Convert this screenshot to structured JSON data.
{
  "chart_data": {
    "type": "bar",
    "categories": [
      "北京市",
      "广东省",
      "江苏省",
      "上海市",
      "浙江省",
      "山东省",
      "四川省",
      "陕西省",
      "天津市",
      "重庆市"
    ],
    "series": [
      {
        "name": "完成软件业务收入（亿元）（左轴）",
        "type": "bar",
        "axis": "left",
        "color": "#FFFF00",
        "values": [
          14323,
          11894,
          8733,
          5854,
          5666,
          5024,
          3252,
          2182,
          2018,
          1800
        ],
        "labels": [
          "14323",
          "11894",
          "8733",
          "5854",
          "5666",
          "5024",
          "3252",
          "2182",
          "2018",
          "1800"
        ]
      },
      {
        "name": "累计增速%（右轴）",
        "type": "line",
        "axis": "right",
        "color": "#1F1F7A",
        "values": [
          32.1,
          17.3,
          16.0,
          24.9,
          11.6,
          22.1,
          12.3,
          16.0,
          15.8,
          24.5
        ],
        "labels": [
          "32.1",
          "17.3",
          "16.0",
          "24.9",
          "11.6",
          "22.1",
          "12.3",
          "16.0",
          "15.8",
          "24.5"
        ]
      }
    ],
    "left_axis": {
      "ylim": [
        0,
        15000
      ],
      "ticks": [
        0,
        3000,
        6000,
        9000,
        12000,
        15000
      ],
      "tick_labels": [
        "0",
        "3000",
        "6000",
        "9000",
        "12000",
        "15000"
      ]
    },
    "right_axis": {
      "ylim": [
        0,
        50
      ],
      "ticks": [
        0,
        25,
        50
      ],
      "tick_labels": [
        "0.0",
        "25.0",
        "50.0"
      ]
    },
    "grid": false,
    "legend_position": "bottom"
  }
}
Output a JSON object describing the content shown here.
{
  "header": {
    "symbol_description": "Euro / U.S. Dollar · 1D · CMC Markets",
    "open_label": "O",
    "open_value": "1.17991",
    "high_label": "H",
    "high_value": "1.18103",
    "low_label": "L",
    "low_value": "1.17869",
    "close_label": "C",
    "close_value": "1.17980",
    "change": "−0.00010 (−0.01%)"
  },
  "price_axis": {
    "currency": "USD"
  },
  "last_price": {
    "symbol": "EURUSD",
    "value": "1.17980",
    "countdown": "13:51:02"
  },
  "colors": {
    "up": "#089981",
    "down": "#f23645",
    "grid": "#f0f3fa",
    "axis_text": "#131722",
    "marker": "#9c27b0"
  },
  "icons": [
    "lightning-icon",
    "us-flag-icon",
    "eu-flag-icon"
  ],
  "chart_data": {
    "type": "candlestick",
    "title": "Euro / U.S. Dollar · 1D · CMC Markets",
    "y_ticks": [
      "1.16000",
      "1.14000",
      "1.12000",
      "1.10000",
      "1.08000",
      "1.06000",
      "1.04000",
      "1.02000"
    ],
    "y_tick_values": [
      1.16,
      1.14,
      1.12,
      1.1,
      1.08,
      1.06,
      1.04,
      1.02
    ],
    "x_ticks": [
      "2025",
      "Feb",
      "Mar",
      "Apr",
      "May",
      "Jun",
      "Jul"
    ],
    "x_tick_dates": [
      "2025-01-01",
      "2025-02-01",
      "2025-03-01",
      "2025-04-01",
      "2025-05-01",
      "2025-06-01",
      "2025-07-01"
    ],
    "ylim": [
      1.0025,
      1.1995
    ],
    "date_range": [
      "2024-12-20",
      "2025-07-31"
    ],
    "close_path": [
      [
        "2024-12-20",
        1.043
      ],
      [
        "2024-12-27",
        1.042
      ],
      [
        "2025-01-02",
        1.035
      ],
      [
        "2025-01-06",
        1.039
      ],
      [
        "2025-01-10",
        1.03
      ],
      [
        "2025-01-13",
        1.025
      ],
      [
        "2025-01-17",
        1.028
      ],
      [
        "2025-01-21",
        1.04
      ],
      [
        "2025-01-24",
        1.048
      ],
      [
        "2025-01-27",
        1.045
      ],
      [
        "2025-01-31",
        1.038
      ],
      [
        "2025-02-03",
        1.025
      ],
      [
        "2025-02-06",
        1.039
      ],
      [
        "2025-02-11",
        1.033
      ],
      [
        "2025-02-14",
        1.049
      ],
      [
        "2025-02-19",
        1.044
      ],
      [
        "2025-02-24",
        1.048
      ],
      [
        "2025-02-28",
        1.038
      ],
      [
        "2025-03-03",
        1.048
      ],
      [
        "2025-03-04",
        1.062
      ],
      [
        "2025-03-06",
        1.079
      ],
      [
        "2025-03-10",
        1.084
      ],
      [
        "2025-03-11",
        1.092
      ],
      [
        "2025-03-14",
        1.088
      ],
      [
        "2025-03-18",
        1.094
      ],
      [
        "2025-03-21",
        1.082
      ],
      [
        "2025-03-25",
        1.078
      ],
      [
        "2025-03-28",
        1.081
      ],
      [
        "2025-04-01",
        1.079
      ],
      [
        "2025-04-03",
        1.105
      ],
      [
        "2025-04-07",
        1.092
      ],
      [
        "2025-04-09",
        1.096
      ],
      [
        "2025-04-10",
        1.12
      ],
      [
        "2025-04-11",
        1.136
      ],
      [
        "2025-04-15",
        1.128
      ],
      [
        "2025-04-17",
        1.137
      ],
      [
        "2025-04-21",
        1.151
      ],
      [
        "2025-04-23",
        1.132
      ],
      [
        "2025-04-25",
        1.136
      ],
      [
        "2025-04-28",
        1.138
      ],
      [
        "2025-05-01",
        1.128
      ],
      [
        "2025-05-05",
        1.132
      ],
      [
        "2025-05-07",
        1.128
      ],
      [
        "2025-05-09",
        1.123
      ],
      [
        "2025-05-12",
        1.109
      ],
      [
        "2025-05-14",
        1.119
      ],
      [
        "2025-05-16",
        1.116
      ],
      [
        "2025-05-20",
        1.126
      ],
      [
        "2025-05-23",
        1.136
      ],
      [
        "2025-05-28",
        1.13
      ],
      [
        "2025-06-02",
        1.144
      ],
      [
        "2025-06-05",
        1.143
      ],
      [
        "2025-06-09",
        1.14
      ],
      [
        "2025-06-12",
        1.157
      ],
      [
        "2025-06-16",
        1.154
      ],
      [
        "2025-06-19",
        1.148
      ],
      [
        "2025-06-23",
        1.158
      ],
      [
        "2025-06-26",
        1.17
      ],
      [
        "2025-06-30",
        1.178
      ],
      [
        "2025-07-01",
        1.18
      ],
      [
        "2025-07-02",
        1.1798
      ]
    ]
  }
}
---+---
Please quote the data above in full, with no line missing.

### SOLVED PROBLEM:
Convert this screenshot to structured JSON data.
{
  "chart_data": {
    "type": "bar",
    "categories": [
      "北京市",
      "广东省",
      "江苏省",
      "上海市",
      "浙江省",
      "山东省",
      "四川省",
      "陕西省",
      "天津市",
      "重庆市"
    ],
    "series": [
      {
        "name": "完成软件业务收入（亿元）（左轴）",
        "type": "bar",
        "axis": "left",
        "color": "#FFFF00",
        "values": [
          14323,
          11894,
          8733,
          5854,
          5666,
          5024,
          3252,
          2182,
          2018,
          1800
        ],
        "labels": [
          "14323",
          "11894",
          "8733",
          "5854",
          "5666",
          "5024",
          "3252",
          "2182",
          "2018",
          "1800"
        ]
      },
      {
        "name": "累计增速%（右轴）",
        "type": "line",
        "axis": "right",
        "color": "#1F1F7A",
        "values": [
          32.1,
          17.3,
          16.0,
          24.9,
          11.6,
          22.1,
          12.3,
          16.0,
          15.8,
          24.5
        ],
        "labels": [
          "32.1",
          "17.3",
          "16.0",
          "24.9",
          "11.6",
          "22.1",
          "12.3",
          "16.0",
          "15.8",
          "24.5"
        ]
      }
    ],
    "left_axis": {
      "ylim": [
        0,
        15000
      ],
      "ticks": [
        0,
        3000,
        6000,
        9000,
        12000,
        15000
      ],
      "tick_labels": [
        "0",
        "3000",
        "6000",
        "9000",
        "12000",
        "15000"
      ]
    },
    "right_axis": {
      "ylim": [
        0,
        50
      ],
      "ticks": [
        0,
        25,
        50
      ],
      "tick_labels": [
        "0.0",
        "25.0",
        "50.0"
      ]
    },
    "grid": false,
    "legend_position": "bottom"
  }
}
Output a JSON object describing the content shown here.
{
  "header": {
    "symbol_description": "Euro / U.S. Dollar · 1D · CMC Markets",
    "open_label": "O",
    "open_value": "1.17991",
    "high_label": "H",
    "high_value": "1.18103",
    "low_label": "L",
    "low_value": "1.17869",
    "close_label": "C",
    "close_value": "1.17980",
    "change": "−0.00010 (−0.01%)"
  },
  "price_axis": {
    "currency": "USD"
  },
  "last_price": {
    "symbol": "EURUSD",
    "value": "1.17980",
    "countdown": "13:51:02"
  },
  "colors": {
    "up": "#089981",
    "down": "#f23645",
    "grid": "#f0f3fa",
    "axis_text": "#131722",
    "marker": "#9c27b0"
  },
  "icons": [
    "lightning-icon",
    "us-flag-icon",
    "eu-flag-icon"
  ],
  "chart_data": {
    "type": "candlestick",
    "title": "Euro / U.S. Dollar · 1D · CMC Markets",
    "y_ticks": [
      "1.16000",
      "1.14000",
      "1.12000",
      "1.10000",
      "1.08000",
      "1.06000",
      "1.04000",
      "1.02000"
    ],
    "y_tick_values": [
      1.16,
      1.14,
      1.12,
      1.1,
      1.08,
      1.06,
      1.04,
      1.02
    ],
    "x_ticks": [
      "2025",
      "Feb",
      "Mar",
      "Apr",
      "May",
      "Jun",
      "Jul"
    ],
    "x_tick_dates": [
      "2025-01-01",
      "2025-02-01",
      "2025-03-01",
      "2025-04-01",
      "2025-05-01",
      "2025-06-01",
      "2025-07-01"
    ],
    "ylim": [
      1.0025,
      1.1995
    ],
    "date_range": [
      "2024-12-20",
      "2025-07-31"
    ],
    "close_path": [
      [
        "2024-12-20",
        1.043
      ],
      [
        "2024-12-27",
        1.042
      ],
      [
        "2025-01-02",
        1.035
      ],
      [
        "2025-01-06",
        1.039
      ],
      [
        "2025-01-10",
        1.03
      ],
      [
        "2025-01-13",
        1.025
      ],
      [
        "2025-01-17",
        1.028
      ],
      [
        "2025-01-21",
        1.04
      ],
      [
        "2025-01-24",
        1.048
      ],
      [
        "2025-01-27",
        1.045
      ],
      [
        "2025-01-31",
        1.038
      ],
      [
        "2025-02-03",
        1.025
      ],
      [
        "2025-02-06",
        1.039
      ],
      [
        "2025-02-11",
        1.033
      ],
      [
        "2025-02-14",
        1.049
      ],
      [
        "2025-02-19",
        1.044
      ],
      [
        "2025-02-24",
        1.048
      ],
      [
        "2025-02-28",
        1.038
      ],
      [
        "2025-03-03",
        1.048
      ],
      [
        "2025-03-04",
        1.062
      ],
      [
        "2025-03-06",
        1.079
      ],
      [
        "2025-03-10",
        1.084
      ],
      [
        "2025-03-11",
        1.092
      ],
      [
        "2025-03-14",
        1.088
      ],
      [
        "2025-03-18",
        1.094
      ],
      [
        "2025-03-21",
        1.082
      ],
      [
        "2025-03-25",
        1.078
      ],
      [
        "2025-03-28",
        1.081
      ],
      [
        "2025-04-01",
        1.079
      ],
      [
        "2025-04-03",
        1.105
      ],
      [
        "2025-04-07",
        1.092
      ],
      [
        "2025-04-09",
        1.096
      ],
      [
        "2025-04-10",
        1.12
      ],
      [
        "2025-04-11",
        1.136
      ],
      [
        "2025-04-15",
        1.128
      ],
      [
        "2025-04-17",
        1.137
      ],
      [
        "2025-04-21",
        1.151
      ],
      [
        "2025-04-23",
        1.132
      ],
      [
        "2025-04-25",
        1.136
      ],
      [
        "2025-04-28",
        1.138
      ],
      [
        "2025-05-01",
        1.128
      ],
      [
        "2025-05-05",
        1.132
      ],
      [
        "2025-05-07",
        1.128
      ],
      [
        "2025-05-09",
        1.123
      ],
      [
        "2025-05-12",
        1.109
      ],
      [
        "2025-05-14",
        1.119
      ],
      [
        "2025-05-16",
        1.116
      ],
      [
        "2025-05-20",
        1.126
      ],
      [
        "2025-05-23",
        1.136
      ],
      [
        "2025-05-28",
        1.13
      ],
      [
        "2025-06-02",
        1.144
      ],
      [
        "2025-06-05",
        1.143
      ],
      [
        "2025-06-09",
        1.14
      ],
      [
        "2025-06-12",
        1.157
      ],
      [
        "2025-06-16",
        1.154
      ],
      [
        "2025-06-19",
        1.148
      ],
      [
        "2025-06-23",
        1.158
      ],
      [
        "2025-06-26",
        1.17
      ],
      [
        "2025-06-30",
        1.178
      ],
      [
        "2025-07-01",
        1.18
      ],
      [
        "2025-07-02",
        1.1798
      ]
    ]
  }
}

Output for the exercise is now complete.